-- START RECORDS FOR THE TASK --
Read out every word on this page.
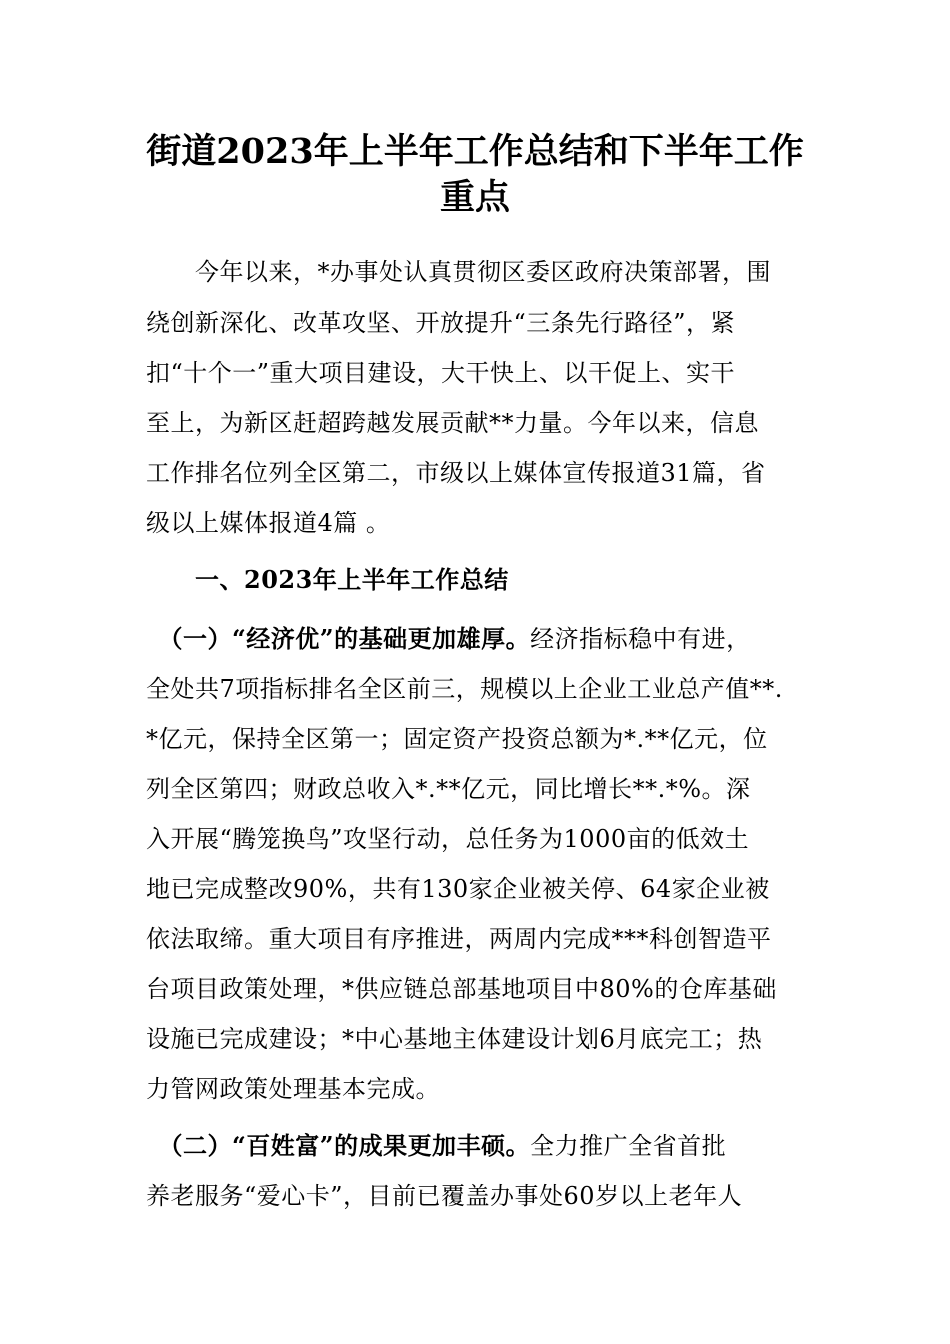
街道2023年上半年工作总结和下半年工作
重点
　　今年以来，*办事处认真贯彻区委区政府决策部署，围
绕创新深化、改革攻坚、开放提升“三条先行路径”，紧
扣“十个一”重大项目建设，大干快上、以干促上、实干
至上，为新区赶超跨越发展贡献**力量。今年以来，信息
工作排名位列全区第二，市级以上媒体宣传报道31篇，省
级以上媒体报道4篇 。
　　一、2023年上半年工作总结
　（一）“经济优”的基础更加雄厚。经济指标稳中有进，
全处共7项指标排名全区前三，规模以上企业工业总产值**.
*亿元，保持全区第一；固定资产投资总额为*.**亿元，位
列全区第四；财政总收入*.**亿元，同比增长**.*%。深
入开展“腾笼换鸟”攻坚行动，总任务为1000亩的低效土
地已完成整改90%，共有130家企业被关停、64家企业被
依法取缔。重大项目有序推进，两周内完成***科创智造平
台项目政策处理，*供应链总部基地项目中80%的仓库基础
设施已完成建设；*中心基地主体建设计划6月底完工；热
力管网政策处理基本完成。
　（二）“百姓富”的成果更加丰硕。全力推广全省首批
养老服务“爱心卡”，目前已覆盖办事处60岁以上老年人
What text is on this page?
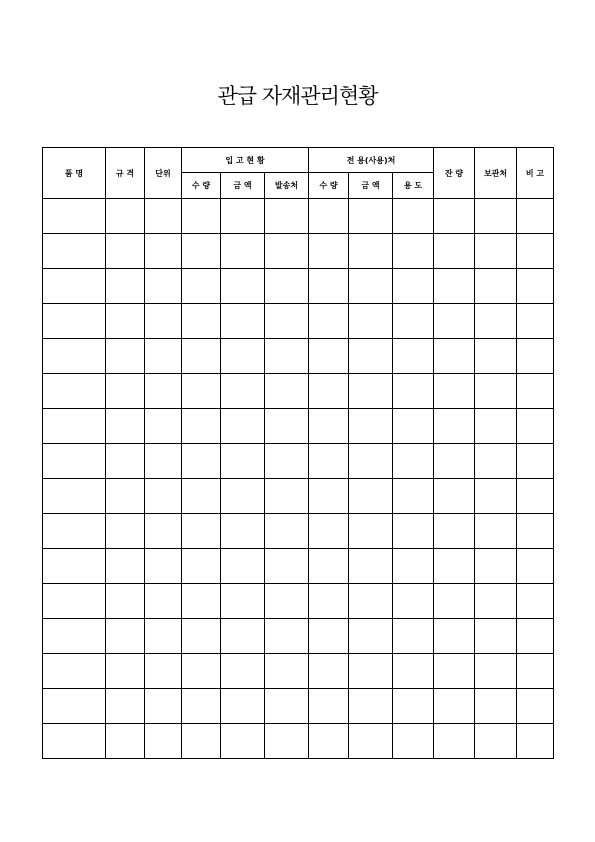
관급 자재관리현황
품 명	규 격	단위	입 고 현 황			전 용(사용)처			잔 량	보관처	비 고
			수 량	금 액	발송처	수 량	금 액	용 도			
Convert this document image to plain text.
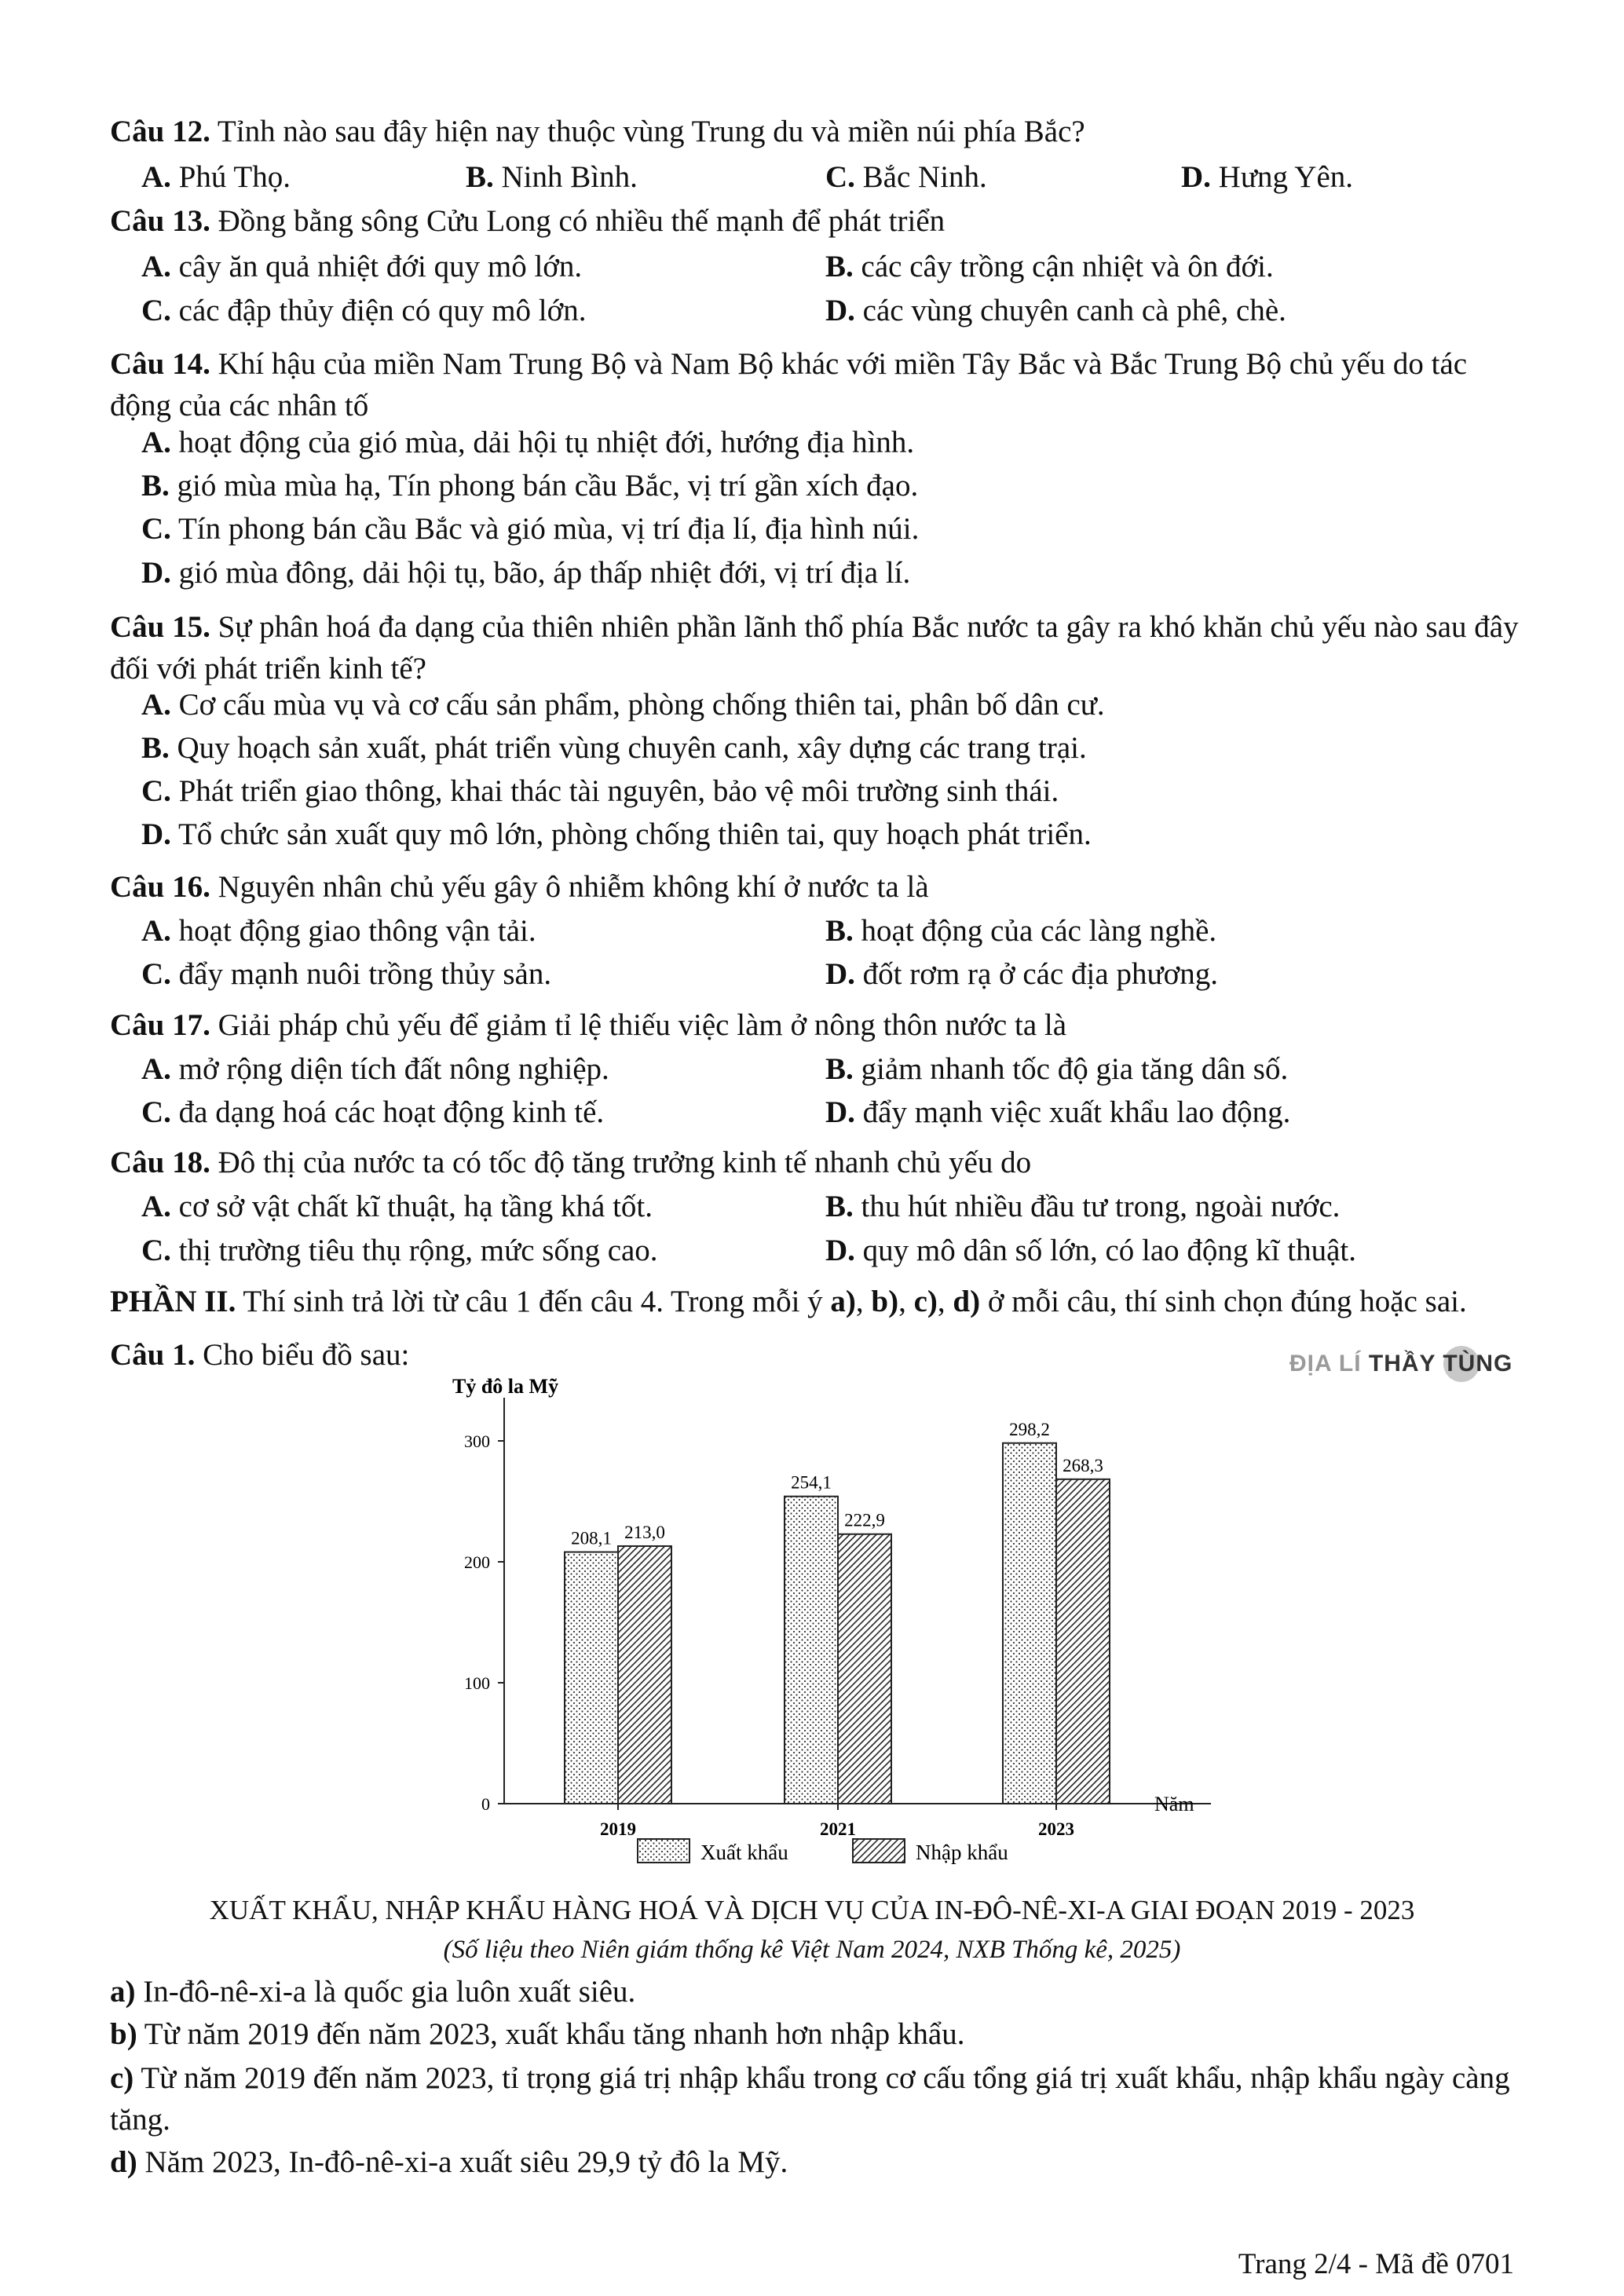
Câu 12. Tỉnh nào sau đây hiện nay thuộc vùng Trung du và miền núi phía Bắc?
A. Phú Thọ.	B. Ninh Bình.	C. Bắc Ninh.	D. Hưng Yên.
Câu 13. Đồng bằng sông Cửu Long có nhiều thế mạnh để phát triển
A. cây ăn quả nhiệt đới quy mô lớn.	B. các cây trồng cận nhiệt và ôn đới.
C. các đập thủy điện có quy mô lớn.	D. các vùng chuyên canh cà phê, chè.
Câu 14. Khí hậu của miền Nam Trung Bộ và Nam Bộ khác với miền Tây Bắc và Bắc Trung Bộ chủ yếu do tác động của các nhân tố
A. hoạt động của gió mùa, dải hội tụ nhiệt đới, hướng địa hình.
B. gió mùa mùa hạ, Tín phong bán cầu Bắc, vị trí gần xích đạo.
C. Tín phong bán cầu Bắc và gió mùa, vị trí địa lí, địa hình núi.
D. gió mùa đông, dải hội tụ, bão, áp thấp nhiệt đới, vị trí địa lí.
Câu 15. Sự phân hoá đa dạng của thiên nhiên phần lãnh thổ phía Bắc nước ta gây ra khó khăn chủ yếu nào sau đây đối với phát triển kinh tế?
A. Cơ cấu mùa vụ và cơ cấu sản phẩm, phòng chống thiên tai, phân bố dân cư.
B. Quy hoạch sản xuất, phát triển vùng chuyên canh, xây dựng các trang trại.
C. Phát triển giao thông, khai thác tài nguyên, bảo vệ môi trường sinh thái.
D. Tổ chức sản xuất quy mô lớn, phòng chống thiên tai, quy hoạch phát triển.
Câu 16. Nguyên nhân chủ yếu gây ô nhiễm không khí ở nước ta là
A. hoạt động giao thông vận tải.	B. hoạt động của các làng nghề.
C. đẩy mạnh nuôi trồng thủy sản.	D. đốt rơm rạ ở các địa phương.
Câu 17. Giải pháp chủ yếu để giảm tỉ lệ thiếu việc làm ở nông thôn nước ta là
A. mở rộng diện tích đất nông nghiệp.	B. giảm nhanh tốc độ gia tăng dân số.
C. đa dạng hoá các hoạt động kinh tế.	D. đẩy mạnh việc xuất khẩu lao động.
Câu 18. Đô thị của nước ta có tốc độ tăng trưởng kinh tế nhanh chủ yếu do
A. cơ sở vật chất kĩ thuật, hạ tầng khá tốt.	B. thu hút nhiều đầu tư trong, ngoài nước.
C. thị trường tiêu thụ rộng, mức sống cao.	D. quy mô dân số lớn, có lao động kĩ thuật.
PHẦN II. Thí sinh trả lời từ câu 1 đến câu 4. Trong mỗi ý a), b), c), d) ở mỗi câu, thí sinh chọn đúng hoặc sai.
Câu 1. Cho biểu đồ sau:	ĐỊA LÍ THẦY TÙNG
0
100
200
300
Tỷ đô la Mỹ
Năm
208,1 213,0
2019
254,1
222,9
2021
298,2
268,3
2023
Xuất khẩu	Nhập khẩu
XUẤT KHẨU, NHẬP KHẨU HÀNG HOÁ VÀ DỊCH VỤ CỦA IN-ĐÔ-NÊ-XI-A GIAI ĐOẠN 2019 - 2023
(Số liệu theo Niên giám thống kê Việt Nam 2024, NXB Thống kê, 2025)
a) In-đô-nê-xi-a là quốc gia luôn xuất siêu.
b) Từ năm 2019 đến năm 2023, xuất khẩu tăng nhanh hơn nhập khẩu.
c) Từ năm 2019 đến năm 2023, tỉ trọng giá trị nhập khẩu trong cơ cấu tổng giá trị xuất khẩu, nhập khẩu ngày càng tăng.
d) Năm 2023, In-đô-nê-xi-a xuất siêu 29,9 tỷ đô la Mỹ.
Trang 2/4 - Mã đề 0701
-- END RECORDS FOR THE TASK --
> [EXERCISE DESCRIPTION]: Transcribe each line above verbatim, with the pictures left out.

> [SOLUTION FOR THIS TASK]:
Read out every word on this page.
街道2023年上半年工作总结和下半年工作
重点
　　今年以来，*办事处认真贯彻区委区政府决策部署，围
绕创新深化、改革攻坚、开放提升“三条先行路径”，紧
扣“十个一”重大项目建设，大干快上、以干促上、实干
至上，为新区赶超跨越发展贡献**力量。今年以来，信息
工作排名位列全区第二，市级以上媒体宣传报道31篇，省
级以上媒体报道4篇 。
　　一、2023年上半年工作总结
　（一）“经济优”的基础更加雄厚。经济指标稳中有进，
全处共7项指标排名全区前三，规模以上企业工业总产值**.
*亿元，保持全区第一；固定资产投资总额为*.**亿元，位
列全区第四；财政总收入*.**亿元，同比增长**.*%。深
入开展“腾笼换鸟”攻坚行动，总任务为1000亩的低效土
地已完成整改90%，共有130家企业被关停、64家企业被
依法取缔。重大项目有序推进，两周内完成***科创智造平
台项目政策处理，*供应链总部基地项目中80%的仓库基础
设施已完成建设；*中心基地主体建设计划6月底完工；热
力管网政策处理基本完成。
　（二）“百姓富”的成果更加丰硕。全力推广全省首批
养老服务“爱心卡”，目前已覆盖办事处60岁以上老年人
What text is on this page?
관급 자재관리현황
품 명	규 격	단위	입 고 현 황			전 용(사용)처			잔 량	보관처	비 고
			수 량	금 액	발송처	수 량	금 액	용 도			
Convert this document image to plain text.
Câu 12. Tỉnh nào sau đây hiện nay thuộc vùng Trung du và miền núi phía Bắc?
A. Phú Thọ.	B. Ninh Bình.	C. Bắc Ninh.	D. Hưng Yên.
Câu 13. Đồng bằng sông Cửu Long có nhiều thế mạnh để phát triển
A. cây ăn quả nhiệt đới quy mô lớn.	B. các cây trồng cận nhiệt và ôn đới.
C. các đập thủy điện có quy mô lớn.	D. các vùng chuyên canh cà phê, chè.
Câu 14. Khí hậu của miền Nam Trung Bộ và Nam Bộ khác với miền Tây Bắc và Bắc Trung Bộ chủ yếu do tác động của các nhân tố
A. hoạt động của gió mùa, dải hội tụ nhiệt đới, hướng địa hình.
B. gió mùa mùa hạ, Tín phong bán cầu Bắc, vị trí gần xích đạo.
C. Tín phong bán cầu Bắc và gió mùa, vị trí địa lí, địa hình núi.
D. gió mùa đông, dải hội tụ, bão, áp thấp nhiệt đới, vị trí địa lí.
Câu 15. Sự phân hoá đa dạng của thiên nhiên phần lãnh thổ phía Bắc nước ta gây ra khó khăn chủ yếu nào sau đây đối với phát triển kinh tế?
A. Cơ cấu mùa vụ và cơ cấu sản phẩm, phòng chống thiên tai, phân bố dân cư.
B. Quy hoạch sản xuất, phát triển vùng chuyên canh, xây dựng các trang trại.
C. Phát triển giao thông, khai thác tài nguyên, bảo vệ môi trường sinh thái.
D. Tổ chức sản xuất quy mô lớn, phòng chống thiên tai, quy hoạch phát triển.
Câu 16. Nguyên nhân chủ yếu gây ô nhiễm không khí ở nước ta là
A. hoạt động giao thông vận tải.	B. hoạt động của các làng nghề.
C. đẩy mạnh nuôi trồng thủy sản.	D. đốt rơm rạ ở các địa phương.
Câu 17. Giải pháp chủ yếu để giảm tỉ lệ thiếu việc làm ở nông thôn nước ta là
A. mở rộng diện tích đất nông nghiệp.	B. giảm nhanh tốc độ gia tăng dân số.
C. đa dạng hoá các hoạt động kinh tế.	D. đẩy mạnh việc xuất khẩu lao động.
Câu 18. Đô thị của nước ta có tốc độ tăng trưởng kinh tế nhanh chủ yếu do
A. cơ sở vật chất kĩ thuật, hạ tầng khá tốt.	B. thu hút nhiều đầu tư trong, ngoài nước.
C. thị trường tiêu thụ rộng, mức sống cao.	D. quy mô dân số lớn, có lao động kĩ thuật.
PHẦN II. Thí sinh trả lời từ câu 1 đến câu 4. Trong mỗi ý a), b), c), d) ở mỗi câu, thí sinh chọn đúng hoặc sai.
Câu 1. Cho biểu đồ sau:	ĐỊA LÍ THẦY TÙNG
0
100
200
300
Tỷ đô la Mỹ
Năm
208,1 213,0
2019
254,1
222,9
2021
298,2
268,3
2023
Xuất khẩu	Nhập khẩu
XUẤT KHẨU, NHẬP KHẨU HÀNG HOÁ VÀ DỊCH VỤ CỦA IN-ĐÔ-NÊ-XI-A GIAI ĐOẠN 2019 - 2023
(Số liệu theo Niên giám thống kê Việt Nam 2024, NXB Thống kê, 2025)
a) In-đô-nê-xi-a là quốc gia luôn xuất siêu.
b) Từ năm 2019 đến năm 2023, xuất khẩu tăng nhanh hơn nhập khẩu.
c) Từ năm 2019 đến năm 2023, tỉ trọng giá trị nhập khẩu trong cơ cấu tổng giá trị xuất khẩu, nhập khẩu ngày càng tăng.
d) Năm 2023, In-đô-nê-xi-a xuất siêu 29,9 tỷ đô la Mỹ.
Trang 2/4 - Mã đề 0701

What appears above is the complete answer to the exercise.